# [The problem]
Present the following data again exactly as it is shown.

# [Records provided]
[BEGIN]
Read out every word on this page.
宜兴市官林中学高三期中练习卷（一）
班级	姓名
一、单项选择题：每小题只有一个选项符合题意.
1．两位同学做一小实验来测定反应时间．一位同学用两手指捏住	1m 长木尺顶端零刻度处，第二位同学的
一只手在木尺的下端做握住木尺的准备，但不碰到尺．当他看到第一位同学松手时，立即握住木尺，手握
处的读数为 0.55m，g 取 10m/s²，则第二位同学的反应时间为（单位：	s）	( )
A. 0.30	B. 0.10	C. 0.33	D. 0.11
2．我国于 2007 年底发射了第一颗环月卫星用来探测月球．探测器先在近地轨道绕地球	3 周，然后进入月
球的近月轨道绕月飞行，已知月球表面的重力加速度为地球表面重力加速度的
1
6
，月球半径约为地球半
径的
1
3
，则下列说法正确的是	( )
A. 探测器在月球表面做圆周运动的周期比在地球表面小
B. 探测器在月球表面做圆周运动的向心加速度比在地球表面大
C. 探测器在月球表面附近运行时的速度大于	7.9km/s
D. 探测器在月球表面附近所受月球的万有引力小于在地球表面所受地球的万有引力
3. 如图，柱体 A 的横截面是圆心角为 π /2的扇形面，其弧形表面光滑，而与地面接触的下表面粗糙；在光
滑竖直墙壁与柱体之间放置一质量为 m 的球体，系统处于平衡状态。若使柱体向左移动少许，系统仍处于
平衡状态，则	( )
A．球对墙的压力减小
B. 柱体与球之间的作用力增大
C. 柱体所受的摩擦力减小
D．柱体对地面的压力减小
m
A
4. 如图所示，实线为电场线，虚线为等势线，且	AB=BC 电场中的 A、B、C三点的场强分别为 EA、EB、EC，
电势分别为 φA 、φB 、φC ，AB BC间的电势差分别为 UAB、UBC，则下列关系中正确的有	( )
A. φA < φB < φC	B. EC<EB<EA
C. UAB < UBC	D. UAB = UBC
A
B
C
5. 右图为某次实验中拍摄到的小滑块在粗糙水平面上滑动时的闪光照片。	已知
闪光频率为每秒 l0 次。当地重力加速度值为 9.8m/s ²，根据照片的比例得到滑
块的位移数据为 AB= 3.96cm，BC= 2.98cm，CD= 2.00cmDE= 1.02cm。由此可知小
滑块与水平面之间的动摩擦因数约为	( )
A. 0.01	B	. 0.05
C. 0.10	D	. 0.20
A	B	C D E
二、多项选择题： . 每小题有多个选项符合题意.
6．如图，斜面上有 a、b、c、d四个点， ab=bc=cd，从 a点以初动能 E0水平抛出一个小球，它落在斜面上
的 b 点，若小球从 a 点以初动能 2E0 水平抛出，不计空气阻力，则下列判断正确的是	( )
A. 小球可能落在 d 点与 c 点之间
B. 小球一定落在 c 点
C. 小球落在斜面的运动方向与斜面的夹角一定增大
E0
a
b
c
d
[END]
# [Written solution]
Read out every word on this page.
宜兴市官林中学高三期中练习卷（一）
班级	姓名
一、单项选择题：每小题只有一个选项符合题意.
1．两位同学做一小实验来测定反应时间．一位同学用两手指捏住	1m 长木尺顶端零刻度处，第二位同学的
一只手在木尺的下端做握住木尺的准备，但不碰到尺．当他看到第一位同学松手时，立即握住木尺，手握
处的读数为 0.55m，g 取 10m/s²，则第二位同学的反应时间为（单位：	s）	( )
A. 0.30	B. 0.10	C. 0.33	D. 0.11
2．我国于 2007 年底发射了第一颗环月卫星用来探测月球．探测器先在近地轨道绕地球	3 周，然后进入月
球的近月轨道绕月飞行，已知月球表面的重力加速度为地球表面重力加速度的
1
6
，月球半径约为地球半
径的
1
3
，则下列说法正确的是	( )
A. 探测器在月球表面做圆周运动的周期比在地球表面小
B. 探测器在月球表面做圆周运动的向心加速度比在地球表面大
C. 探测器在月球表面附近运行时的速度大于	7.9km/s
D. 探测器在月球表面附近所受月球的万有引力小于在地球表面所受地球的万有引力
3. 如图，柱体 A 的横截面是圆心角为 π /2的扇形面，其弧形表面光滑，而与地面接触的下表面粗糙；在光
滑竖直墙壁与柱体之间放置一质量为 m 的球体，系统处于平衡状态。若使柱体向左移动少许，系统仍处于
平衡状态，则	( )
A．球对墙的压力减小
B. 柱体与球之间的作用力增大
C. 柱体所受的摩擦力减小
D．柱体对地面的压力减小
m
A
4. 如图所示，实线为电场线，虚线为等势线，且	AB=BC 电场中的 A、B、C三点的场强分别为 EA、EB、EC，
电势分别为 φA 、φB 、φC ，AB BC间的电势差分别为 UAB、UBC，则下列关系中正确的有	( )
A. φA < φB < φC	B. EC<EB<EA
C. UAB < UBC	D. UAB = UBC
A
B
C
5. 右图为某次实验中拍摄到的小滑块在粗糙水平面上滑动时的闪光照片。	已知
闪光频率为每秒 l0 次。当地重力加速度值为 9.8m/s ²，根据照片的比例得到滑
块的位移数据为 AB= 3.96cm，BC= 2.98cm，CD= 2.00cmDE= 1.02cm。由此可知小
滑块与水平面之间的动摩擦因数约为	( )
A. 0.01	B	. 0.05
C. 0.10	D	. 0.20
A	B	C D E
二、多项选择题： . 每小题有多个选项符合题意.
6．如图，斜面上有 a、b、c、d四个点， ab=bc=cd，从 a点以初动能 E0水平抛出一个小球，它落在斜面上
的 b 点，若小球从 a 点以初动能 2E0 水平抛出，不计空气阻力，则下列判断正确的是	( )
A. 小球可能落在 d 点与 c 点之间
B. 小球一定落在 c 点
C. 小球落在斜面的运动方向与斜面的夹角一定增大
E0
a
b
c
d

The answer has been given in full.